## Task description
Go through the listing and write out all of it exactly.

Records from a collection of figures:
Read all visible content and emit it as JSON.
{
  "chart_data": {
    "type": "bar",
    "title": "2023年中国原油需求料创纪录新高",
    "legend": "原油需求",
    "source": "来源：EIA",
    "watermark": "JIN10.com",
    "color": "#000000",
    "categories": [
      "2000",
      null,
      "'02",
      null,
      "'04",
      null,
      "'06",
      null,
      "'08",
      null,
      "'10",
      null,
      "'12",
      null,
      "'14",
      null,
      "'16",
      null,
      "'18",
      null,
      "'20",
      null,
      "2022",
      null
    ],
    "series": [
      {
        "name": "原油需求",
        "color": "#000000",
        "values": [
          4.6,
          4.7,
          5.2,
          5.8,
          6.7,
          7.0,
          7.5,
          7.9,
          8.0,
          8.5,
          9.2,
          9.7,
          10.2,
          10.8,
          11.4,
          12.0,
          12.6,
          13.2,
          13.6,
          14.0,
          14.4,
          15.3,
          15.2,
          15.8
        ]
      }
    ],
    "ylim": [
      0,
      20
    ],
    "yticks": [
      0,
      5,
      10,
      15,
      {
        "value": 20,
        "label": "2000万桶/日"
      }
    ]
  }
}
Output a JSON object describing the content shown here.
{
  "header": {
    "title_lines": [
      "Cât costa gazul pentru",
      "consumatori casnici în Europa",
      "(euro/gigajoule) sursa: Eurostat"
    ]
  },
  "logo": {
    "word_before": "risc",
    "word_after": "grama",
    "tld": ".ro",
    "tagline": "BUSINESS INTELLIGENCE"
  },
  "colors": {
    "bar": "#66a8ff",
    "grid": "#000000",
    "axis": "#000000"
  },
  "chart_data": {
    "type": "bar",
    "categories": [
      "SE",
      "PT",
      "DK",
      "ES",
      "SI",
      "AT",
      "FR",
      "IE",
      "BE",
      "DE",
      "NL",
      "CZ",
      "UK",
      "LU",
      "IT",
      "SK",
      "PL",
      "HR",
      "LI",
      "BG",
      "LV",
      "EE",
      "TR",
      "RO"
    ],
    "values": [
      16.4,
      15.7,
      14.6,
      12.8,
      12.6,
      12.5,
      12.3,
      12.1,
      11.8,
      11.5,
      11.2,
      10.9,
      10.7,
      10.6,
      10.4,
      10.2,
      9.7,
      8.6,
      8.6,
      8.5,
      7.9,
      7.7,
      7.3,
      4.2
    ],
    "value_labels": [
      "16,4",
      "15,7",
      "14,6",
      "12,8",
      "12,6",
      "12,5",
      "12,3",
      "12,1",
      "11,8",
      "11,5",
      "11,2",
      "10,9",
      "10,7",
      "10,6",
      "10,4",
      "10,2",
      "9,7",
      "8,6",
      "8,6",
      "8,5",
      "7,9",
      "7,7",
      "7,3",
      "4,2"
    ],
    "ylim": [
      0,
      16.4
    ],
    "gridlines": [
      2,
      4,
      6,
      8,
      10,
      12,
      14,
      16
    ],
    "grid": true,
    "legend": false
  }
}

## The result
Read all visible content and emit it as JSON.
{
  "chart_data": {
    "type": "bar",
    "title": "2023年中国原油需求料创纪录新高",
    "legend": "原油需求",
    "source": "来源：EIA",
    "watermark": "JIN10.com",
    "color": "#000000",
    "categories": [
      "2000",
      null,
      "'02",
      null,
      "'04",
      null,
      "'06",
      null,
      "'08",
      null,
      "'10",
      null,
      "'12",
      null,
      "'14",
      null,
      "'16",
      null,
      "'18",
      null,
      "'20",
      null,
      "2022",
      null
    ],
    "series": [
      {
        "name": "原油需求",
        "color": "#000000",
        "values": [
          4.6,
          4.7,
          5.2,
          5.8,
          6.7,
          7.0,
          7.5,
          7.9,
          8.0,
          8.5,
          9.2,
          9.7,
          10.2,
          10.8,
          11.4,
          12.0,
          12.6,
          13.2,
          13.6,
          14.0,
          14.4,
          15.3,
          15.2,
          15.8
        ]
      }
    ],
    "ylim": [
      0,
      20
    ],
    "yticks": [
      0,
      5,
      10,
      15,
      {
        "value": 20,
        "label": "2000万桶/日"
      }
    ]
  }
}
Output a JSON object describing the content shown here.
{
  "header": {
    "title_lines": [
      "Cât costa gazul pentru",
      "consumatori casnici în Europa",
      "(euro/gigajoule) sursa: Eurostat"
    ]
  },
  "logo": {
    "word_before": "risc",
    "word_after": "grama",
    "tld": ".ro",
    "tagline": "BUSINESS INTELLIGENCE"
  },
  "colors": {
    "bar": "#66a8ff",
    "grid": "#000000",
    "axis": "#000000"
  },
  "chart_data": {
    "type": "bar",
    "categories": [
      "SE",
      "PT",
      "DK",
      "ES",
      "SI",
      "AT",
      "FR",
      "IE",
      "BE",
      "DE",
      "NL",
      "CZ",
      "UK",
      "LU",
      "IT",
      "SK",
      "PL",
      "HR",
      "LI",
      "BG",
      "LV",
      "EE",
      "TR",
      "RO"
    ],
    "values": [
      16.4,
      15.7,
      14.6,
      12.8,
      12.6,
      12.5,
      12.3,
      12.1,
      11.8,
      11.5,
      11.2,
      10.9,
      10.7,
      10.6,
      10.4,
      10.2,
      9.7,
      8.6,
      8.6,
      8.5,
      7.9,
      7.7,
      7.3,
      4.2
    ],
    "value_labels": [
      "16,4",
      "15,7",
      "14,6",
      "12,8",
      "12,6",
      "12,5",
      "12,3",
      "12,1",
      "11,8",
      "11,5",
      "11,2",
      "10,9",
      "10,7",
      "10,6",
      "10,4",
      "10,2",
      "9,7",
      "8,6",
      "8,6",
      "8,5",
      "7,9",
      "7,7",
      "7,3",
      "4,2"
    ],
    "ylim": [
      0,
      16.4
    ],
    "gridlines": [
      2,
      4,
      6,
      8,
      10,
      12,
      14,
      16
    ],
    "grid": true,
    "legend": false
  }
}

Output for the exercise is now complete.